▸ AVAILABLE DATA

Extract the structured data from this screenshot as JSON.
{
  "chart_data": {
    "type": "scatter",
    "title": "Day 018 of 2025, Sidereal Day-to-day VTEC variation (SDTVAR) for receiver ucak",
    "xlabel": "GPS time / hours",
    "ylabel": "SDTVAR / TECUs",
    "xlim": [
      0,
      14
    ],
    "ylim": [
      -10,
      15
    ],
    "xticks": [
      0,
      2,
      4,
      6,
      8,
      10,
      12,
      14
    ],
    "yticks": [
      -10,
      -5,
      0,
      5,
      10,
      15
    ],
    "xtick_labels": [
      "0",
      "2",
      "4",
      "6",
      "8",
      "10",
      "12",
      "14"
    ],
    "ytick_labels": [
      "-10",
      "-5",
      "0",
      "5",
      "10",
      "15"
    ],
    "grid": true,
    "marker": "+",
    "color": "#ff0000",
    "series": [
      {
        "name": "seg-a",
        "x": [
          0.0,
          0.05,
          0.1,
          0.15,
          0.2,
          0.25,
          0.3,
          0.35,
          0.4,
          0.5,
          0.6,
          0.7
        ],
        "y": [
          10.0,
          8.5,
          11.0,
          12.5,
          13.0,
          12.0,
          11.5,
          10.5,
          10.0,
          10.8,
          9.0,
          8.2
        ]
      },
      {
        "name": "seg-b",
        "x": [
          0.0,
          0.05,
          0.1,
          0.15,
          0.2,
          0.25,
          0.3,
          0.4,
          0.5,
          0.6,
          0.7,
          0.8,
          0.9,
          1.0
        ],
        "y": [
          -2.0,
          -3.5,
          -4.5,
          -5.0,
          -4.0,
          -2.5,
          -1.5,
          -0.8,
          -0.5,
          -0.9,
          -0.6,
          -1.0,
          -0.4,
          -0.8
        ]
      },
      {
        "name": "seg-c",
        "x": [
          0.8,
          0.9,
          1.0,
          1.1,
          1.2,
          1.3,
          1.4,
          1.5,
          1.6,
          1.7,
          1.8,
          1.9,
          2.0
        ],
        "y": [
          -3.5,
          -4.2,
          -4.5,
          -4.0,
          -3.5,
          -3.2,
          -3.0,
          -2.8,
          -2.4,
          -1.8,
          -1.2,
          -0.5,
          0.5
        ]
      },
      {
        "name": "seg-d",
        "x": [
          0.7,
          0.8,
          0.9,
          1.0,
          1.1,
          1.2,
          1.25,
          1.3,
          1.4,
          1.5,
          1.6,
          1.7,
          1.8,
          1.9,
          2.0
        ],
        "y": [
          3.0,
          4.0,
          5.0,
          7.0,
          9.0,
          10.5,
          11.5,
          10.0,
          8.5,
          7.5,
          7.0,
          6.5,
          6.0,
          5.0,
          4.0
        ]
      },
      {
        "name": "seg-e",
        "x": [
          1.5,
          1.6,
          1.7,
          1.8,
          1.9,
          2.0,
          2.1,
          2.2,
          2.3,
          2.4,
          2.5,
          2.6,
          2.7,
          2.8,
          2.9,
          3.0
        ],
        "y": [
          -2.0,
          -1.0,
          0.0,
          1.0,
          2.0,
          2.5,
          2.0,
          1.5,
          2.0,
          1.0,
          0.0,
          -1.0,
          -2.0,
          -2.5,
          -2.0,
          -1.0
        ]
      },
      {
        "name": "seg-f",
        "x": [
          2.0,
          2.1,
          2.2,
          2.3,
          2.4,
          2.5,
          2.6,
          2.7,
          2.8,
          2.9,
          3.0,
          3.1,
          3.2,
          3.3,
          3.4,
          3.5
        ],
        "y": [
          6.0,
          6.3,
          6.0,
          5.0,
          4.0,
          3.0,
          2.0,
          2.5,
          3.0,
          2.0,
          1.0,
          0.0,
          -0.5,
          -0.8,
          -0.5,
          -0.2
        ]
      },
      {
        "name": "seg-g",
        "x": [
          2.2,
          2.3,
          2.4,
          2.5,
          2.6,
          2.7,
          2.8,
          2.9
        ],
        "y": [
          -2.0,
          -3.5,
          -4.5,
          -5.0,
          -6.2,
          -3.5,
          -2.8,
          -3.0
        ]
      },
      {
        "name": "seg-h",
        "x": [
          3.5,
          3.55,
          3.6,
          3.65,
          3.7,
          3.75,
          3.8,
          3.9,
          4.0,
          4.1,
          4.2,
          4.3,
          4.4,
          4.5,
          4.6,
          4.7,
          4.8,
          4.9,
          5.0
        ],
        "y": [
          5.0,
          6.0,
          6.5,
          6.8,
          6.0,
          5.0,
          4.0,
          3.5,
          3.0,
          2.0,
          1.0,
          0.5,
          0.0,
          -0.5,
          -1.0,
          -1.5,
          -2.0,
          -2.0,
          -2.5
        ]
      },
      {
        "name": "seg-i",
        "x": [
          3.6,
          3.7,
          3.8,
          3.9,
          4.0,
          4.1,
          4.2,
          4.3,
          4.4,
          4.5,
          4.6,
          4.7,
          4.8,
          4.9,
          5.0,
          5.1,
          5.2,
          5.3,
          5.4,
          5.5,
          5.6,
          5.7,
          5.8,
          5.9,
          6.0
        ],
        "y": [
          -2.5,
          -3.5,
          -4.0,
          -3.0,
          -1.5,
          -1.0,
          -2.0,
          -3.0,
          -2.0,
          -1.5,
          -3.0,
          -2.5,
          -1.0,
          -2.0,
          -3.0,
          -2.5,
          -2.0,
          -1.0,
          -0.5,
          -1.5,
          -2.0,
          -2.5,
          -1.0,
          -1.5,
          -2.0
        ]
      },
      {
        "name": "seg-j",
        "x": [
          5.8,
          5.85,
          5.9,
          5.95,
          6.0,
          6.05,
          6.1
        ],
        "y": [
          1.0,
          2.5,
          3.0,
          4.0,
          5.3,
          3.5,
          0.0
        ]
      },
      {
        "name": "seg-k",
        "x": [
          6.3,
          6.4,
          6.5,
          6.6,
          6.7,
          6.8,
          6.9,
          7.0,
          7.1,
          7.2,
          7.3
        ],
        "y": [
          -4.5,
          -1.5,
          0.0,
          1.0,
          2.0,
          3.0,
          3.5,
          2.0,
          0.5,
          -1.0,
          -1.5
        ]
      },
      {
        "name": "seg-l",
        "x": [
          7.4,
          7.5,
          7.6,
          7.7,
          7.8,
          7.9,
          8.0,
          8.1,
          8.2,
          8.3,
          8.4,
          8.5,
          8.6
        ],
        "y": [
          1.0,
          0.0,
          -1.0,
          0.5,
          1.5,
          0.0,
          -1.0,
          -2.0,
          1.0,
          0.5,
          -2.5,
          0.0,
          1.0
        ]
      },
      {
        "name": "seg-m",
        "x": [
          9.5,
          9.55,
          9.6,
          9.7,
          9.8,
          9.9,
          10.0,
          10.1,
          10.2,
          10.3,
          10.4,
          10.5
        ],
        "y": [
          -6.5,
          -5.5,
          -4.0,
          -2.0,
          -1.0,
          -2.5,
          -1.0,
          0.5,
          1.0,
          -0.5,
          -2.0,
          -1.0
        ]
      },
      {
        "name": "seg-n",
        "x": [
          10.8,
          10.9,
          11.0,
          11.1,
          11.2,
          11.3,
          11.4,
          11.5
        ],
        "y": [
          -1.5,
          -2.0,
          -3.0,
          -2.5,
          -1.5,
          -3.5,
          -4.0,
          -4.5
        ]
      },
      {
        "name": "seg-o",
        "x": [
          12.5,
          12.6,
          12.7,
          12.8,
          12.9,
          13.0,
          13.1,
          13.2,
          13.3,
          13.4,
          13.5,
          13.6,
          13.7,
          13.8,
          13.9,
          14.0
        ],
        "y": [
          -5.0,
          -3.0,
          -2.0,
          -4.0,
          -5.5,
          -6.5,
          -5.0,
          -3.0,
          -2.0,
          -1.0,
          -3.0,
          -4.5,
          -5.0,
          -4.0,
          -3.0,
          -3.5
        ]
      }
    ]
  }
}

▸ SHORT TASK
Write an exact transcription of every entry above.

▸ THE RESULT
Extract the structured data from this screenshot as JSON.
{
  "chart_data": {
    "type": "scatter",
    "title": "Day 018 of 2025, Sidereal Day-to-day VTEC variation (SDTVAR) for receiver ucak",
    "xlabel": "GPS time / hours",
    "ylabel": "SDTVAR / TECUs",
    "xlim": [
      0,
      14
    ],
    "ylim": [
      -10,
      15
    ],
    "xticks": [
      0,
      2,
      4,
      6,
      8,
      10,
      12,
      14
    ],
    "yticks": [
      -10,
      -5,
      0,
      5,
      10,
      15
    ],
    "xtick_labels": [
      "0",
      "2",
      "4",
      "6",
      "8",
      "10",
      "12",
      "14"
    ],
    "ytick_labels": [
      "-10",
      "-5",
      "0",
      "5",
      "10",
      "15"
    ],
    "grid": true,
    "marker": "+",
    "color": "#ff0000",
    "series": [
      {
        "name": "seg-a",
        "x": [
          0.0,
          0.05,
          0.1,
          0.15,
          0.2,
          0.25,
          0.3,
          0.35,
          0.4,
          0.5,
          0.6,
          0.7
        ],
        "y": [
          10.0,
          8.5,
          11.0,
          12.5,
          13.0,
          12.0,
          11.5,
          10.5,
          10.0,
          10.8,
          9.0,
          8.2
        ]
      },
      {
        "name": "seg-b",
        "x": [
          0.0,
          0.05,
          0.1,
          0.15,
          0.2,
          0.25,
          0.3,
          0.4,
          0.5,
          0.6,
          0.7,
          0.8,
          0.9,
          1.0
        ],
        "y": [
          -2.0,
          -3.5,
          -4.5,
          -5.0,
          -4.0,
          -2.5,
          -1.5,
          -0.8,
          -0.5,
          -0.9,
          -0.6,
          -1.0,
          -0.4,
          -0.8
        ]
      },
      {
        "name": "seg-c",
        "x": [
          0.8,
          0.9,
          1.0,
          1.1,
          1.2,
          1.3,
          1.4,
          1.5,
          1.6,
          1.7,
          1.8,
          1.9,
          2.0
        ],
        "y": [
          -3.5,
          -4.2,
          -4.5,
          -4.0,
          -3.5,
          -3.2,
          -3.0,
          -2.8,
          -2.4,
          -1.8,
          -1.2,
          -0.5,
          0.5
        ]
      },
      {
        "name": "seg-d",
        "x": [
          0.7,
          0.8,
          0.9,
          1.0,
          1.1,
          1.2,
          1.25,
          1.3,
          1.4,
          1.5,
          1.6,
          1.7,
          1.8,
          1.9,
          2.0
        ],
        "y": [
          3.0,
          4.0,
          5.0,
          7.0,
          9.0,
          10.5,
          11.5,
          10.0,
          8.5,
          7.5,
          7.0,
          6.5,
          6.0,
          5.0,
          4.0
        ]
      },
      {
        "name": "seg-e",
        "x": [
          1.5,
          1.6,
          1.7,
          1.8,
          1.9,
          2.0,
          2.1,
          2.2,
          2.3,
          2.4,
          2.5,
          2.6,
          2.7,
          2.8,
          2.9,
          3.0
        ],
        "y": [
          -2.0,
          -1.0,
          0.0,
          1.0,
          2.0,
          2.5,
          2.0,
          1.5,
          2.0,
          1.0,
          0.0,
          -1.0,
          -2.0,
          -2.5,
          -2.0,
          -1.0
        ]
      },
      {
        "name": "seg-f",
        "x": [
          2.0,
          2.1,
          2.2,
          2.3,
          2.4,
          2.5,
          2.6,
          2.7,
          2.8,
          2.9,
          3.0,
          3.1,
          3.2,
          3.3,
          3.4,
          3.5
        ],
        "y": [
          6.0,
          6.3,
          6.0,
          5.0,
          4.0,
          3.0,
          2.0,
          2.5,
          3.0,
          2.0,
          1.0,
          0.0,
          -0.5,
          -0.8,
          -0.5,
          -0.2
        ]
      },
      {
        "name": "seg-g",
        "x": [
          2.2,
          2.3,
          2.4,
          2.5,
          2.6,
          2.7,
          2.8,
          2.9
        ],
        "y": [
          -2.0,
          -3.5,
          -4.5,
          -5.0,
          -6.2,
          -3.5,
          -2.8,
          -3.0
        ]
      },
      {
        "name": "seg-h",
        "x": [
          3.5,
          3.55,
          3.6,
          3.65,
          3.7,
          3.75,
          3.8,
          3.9,
          4.0,
          4.1,
          4.2,
          4.3,
          4.4,
          4.5,
          4.6,
          4.7,
          4.8,
          4.9,
          5.0
        ],
        "y": [
          5.0,
          6.0,
          6.5,
          6.8,
          6.0,
          5.0,
          4.0,
          3.5,
          3.0,
          2.0,
          1.0,
          0.5,
          0.0,
          -0.5,
          -1.0,
          -1.5,
          -2.0,
          -2.0,
          -2.5
        ]
      },
      {
        "name": "seg-i",
        "x": [
          3.6,
          3.7,
          3.8,
          3.9,
          4.0,
          4.1,
          4.2,
          4.3,
          4.4,
          4.5,
          4.6,
          4.7,
          4.8,
          4.9,
          5.0,
          5.1,
          5.2,
          5.3,
          5.4,
          5.5,
          5.6,
          5.7,
          5.8,
          5.9,
          6.0
        ],
        "y": [
          -2.5,
          -3.5,
          -4.0,
          -3.0,
          -1.5,
          -1.0,
          -2.0,
          -3.0,
          -2.0,
          -1.5,
          -3.0,
          -2.5,
          -1.0,
          -2.0,
          -3.0,
          -2.5,
          -2.0,
          -1.0,
          -0.5,
          -1.5,
          -2.0,
          -2.5,
          -1.0,
          -1.5,
          -2.0
        ]
      },
      {
        "name": "seg-j",
        "x": [
          5.8,
          5.85,
          5.9,
          5.95,
          6.0,
          6.05,
          6.1
        ],
        "y": [
          1.0,
          2.5,
          3.0,
          4.0,
          5.3,
          3.5,
          0.0
        ]
      },
      {
        "name": "seg-k",
        "x": [
          6.3,
          6.4,
          6.5,
          6.6,
          6.7,
          6.8,
          6.9,
          7.0,
          7.1,
          7.2,
          7.3
        ],
        "y": [
          -4.5,
          -1.5,
          0.0,
          1.0,
          2.0,
          3.0,
          3.5,
          2.0,
          0.5,
          -1.0,
          -1.5
        ]
      },
      {
        "name": "seg-l",
        "x": [
          7.4,
          7.5,
          7.6,
          7.7,
          7.8,
          7.9,
          8.0,
          8.1,
          8.2,
          8.3,
          8.4,
          8.5,
          8.6
        ],
        "y": [
          1.0,
          0.0,
          -1.0,
          0.5,
          1.5,
          0.0,
          -1.0,
          -2.0,
          1.0,
          0.5,
          -2.5,
          0.0,
          1.0
        ]
      },
      {
        "name": "seg-m",
        "x": [
          9.5,
          9.55,
          9.6,
          9.7,
          9.8,
          9.9,
          10.0,
          10.1,
          10.2,
          10.3,
          10.4,
          10.5
        ],
        "y": [
          -6.5,
          -5.5,
          -4.0,
          -2.0,
          -1.0,
          -2.5,
          -1.0,
          0.5,
          1.0,
          -0.5,
          -2.0,
          -1.0
        ]
      },
      {
        "name": "seg-n",
        "x": [
          10.8,
          10.9,
          11.0,
          11.1,
          11.2,
          11.3,
          11.4,
          11.5
        ],
        "y": [
          -1.5,
          -2.0,
          -3.0,
          -2.5,
          -1.5,
          -3.5,
          -4.0,
          -4.5
        ]
      },
      {
        "name": "seg-o",
        "x": [
          12.5,
          12.6,
          12.7,
          12.8,
          12.9,
          13.0,
          13.1,
          13.2,
          13.3,
          13.4,
          13.5,
          13.6,
          13.7,
          13.8,
          13.9,
          14.0
        ],
        "y": [
          -5.0,
          -3.0,
          -2.0,
          -4.0,
          -5.5,
          -6.5,
          -5.0,
          -3.0,
          -2.0,
          -1.0,
          -3.0,
          -4.5,
          -5.0,
          -4.0,
          -3.0,
          -3.5
        ]
      }
    ]
  }
}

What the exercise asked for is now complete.